[What you are asked to do]:
Output the data exactly, with every line intact.

Source data:
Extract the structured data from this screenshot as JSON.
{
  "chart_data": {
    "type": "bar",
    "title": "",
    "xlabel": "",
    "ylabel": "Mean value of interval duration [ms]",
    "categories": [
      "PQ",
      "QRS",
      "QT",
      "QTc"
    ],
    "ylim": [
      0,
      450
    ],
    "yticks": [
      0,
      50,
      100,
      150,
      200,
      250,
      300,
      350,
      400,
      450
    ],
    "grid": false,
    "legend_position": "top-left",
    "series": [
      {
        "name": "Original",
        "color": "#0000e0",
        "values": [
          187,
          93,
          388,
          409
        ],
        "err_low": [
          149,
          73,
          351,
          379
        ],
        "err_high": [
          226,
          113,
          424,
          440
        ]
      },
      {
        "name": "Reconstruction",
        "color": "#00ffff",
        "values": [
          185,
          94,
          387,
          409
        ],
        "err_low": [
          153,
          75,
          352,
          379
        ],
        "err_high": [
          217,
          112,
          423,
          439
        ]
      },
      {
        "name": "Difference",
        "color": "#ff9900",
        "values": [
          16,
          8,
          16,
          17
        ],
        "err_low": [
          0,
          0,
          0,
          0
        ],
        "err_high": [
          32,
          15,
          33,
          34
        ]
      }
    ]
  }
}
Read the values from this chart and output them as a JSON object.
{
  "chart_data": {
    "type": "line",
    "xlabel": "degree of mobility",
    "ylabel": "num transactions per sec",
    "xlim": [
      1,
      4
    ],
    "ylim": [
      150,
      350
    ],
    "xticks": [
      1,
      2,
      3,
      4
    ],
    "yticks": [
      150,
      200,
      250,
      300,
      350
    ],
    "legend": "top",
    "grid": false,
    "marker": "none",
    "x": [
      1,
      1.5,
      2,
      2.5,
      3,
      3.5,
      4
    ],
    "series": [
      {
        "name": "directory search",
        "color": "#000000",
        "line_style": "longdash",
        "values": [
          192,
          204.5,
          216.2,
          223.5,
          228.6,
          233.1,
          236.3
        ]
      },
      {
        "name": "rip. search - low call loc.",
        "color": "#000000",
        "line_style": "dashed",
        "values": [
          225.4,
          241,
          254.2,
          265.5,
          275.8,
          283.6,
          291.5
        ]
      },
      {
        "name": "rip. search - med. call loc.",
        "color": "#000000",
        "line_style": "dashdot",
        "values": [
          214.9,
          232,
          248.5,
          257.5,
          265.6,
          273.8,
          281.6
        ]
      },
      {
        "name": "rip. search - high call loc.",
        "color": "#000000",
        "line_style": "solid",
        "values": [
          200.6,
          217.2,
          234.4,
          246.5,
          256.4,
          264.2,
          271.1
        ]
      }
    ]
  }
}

[Output for this task]:
Extract the structured data from this screenshot as JSON.
{
  "chart_data": {
    "type": "bar",
    "title": "",
    "xlabel": "",
    "ylabel": "Mean value of interval duration [ms]",
    "categories": [
      "PQ",
      "QRS",
      "QT",
      "QTc"
    ],
    "ylim": [
      0,
      450
    ],
    "yticks": [
      0,
      50,
      100,
      150,
      200,
      250,
      300,
      350,
      400,
      450
    ],
    "grid": false,
    "legend_position": "top-left",
    "series": [
      {
        "name": "Original",
        "color": "#0000e0",
        "values": [
          187,
          93,
          388,
          409
        ],
        "err_low": [
          149,
          73,
          351,
          379
        ],
        "err_high": [
          226,
          113,
          424,
          440
        ]
      },
      {
        "name": "Reconstruction",
        "color": "#00ffff",
        "values": [
          185,
          94,
          387,
          409
        ],
        "err_low": [
          153,
          75,
          352,
          379
        ],
        "err_high": [
          217,
          112,
          423,
          439
        ]
      },
      {
        "name": "Difference",
        "color": "#ff9900",
        "values": [
          16,
          8,
          16,
          17
        ],
        "err_low": [
          0,
          0,
          0,
          0
        ],
        "err_high": [
          32,
          15,
          33,
          34
        ]
      }
    ]
  }
}
Read the values from this chart and output them as a JSON object.
{
  "chart_data": {
    "type": "line",
    "xlabel": "degree of mobility",
    "ylabel": "num transactions per sec",
    "xlim": [
      1,
      4
    ],
    "ylim": [
      150,
      350
    ],
    "xticks": [
      1,
      2,
      3,
      4
    ],
    "yticks": [
      150,
      200,
      250,
      300,
      350
    ],
    "legend": "top",
    "grid": false,
    "marker": "none",
    "x": [
      1,
      1.5,
      2,
      2.5,
      3,
      3.5,
      4
    ],
    "series": [
      {
        "name": "directory search",
        "color": "#000000",
        "line_style": "longdash",
        "values": [
          192,
          204.5,
          216.2,
          223.5,
          228.6,
          233.1,
          236.3
        ]
      },
      {
        "name": "rip. search - low call loc.",
        "color": "#000000",
        "line_style": "dashed",
        "values": [
          225.4,
          241,
          254.2,
          265.5,
          275.8,
          283.6,
          291.5
        ]
      },
      {
        "name": "rip. search - med. call loc.",
        "color": "#000000",
        "line_style": "dashdot",
        "values": [
          214.9,
          232,
          248.5,
          257.5,
          265.6,
          273.8,
          281.6
        ]
      },
      {
        "name": "rip. search - high call loc.",
        "color": "#000000",
        "line_style": "solid",
        "values": [
          200.6,
          217.2,
          234.4,
          246.5,
          256.4,
          264.2,
          271.1
        ]
      }
    ]
  }
}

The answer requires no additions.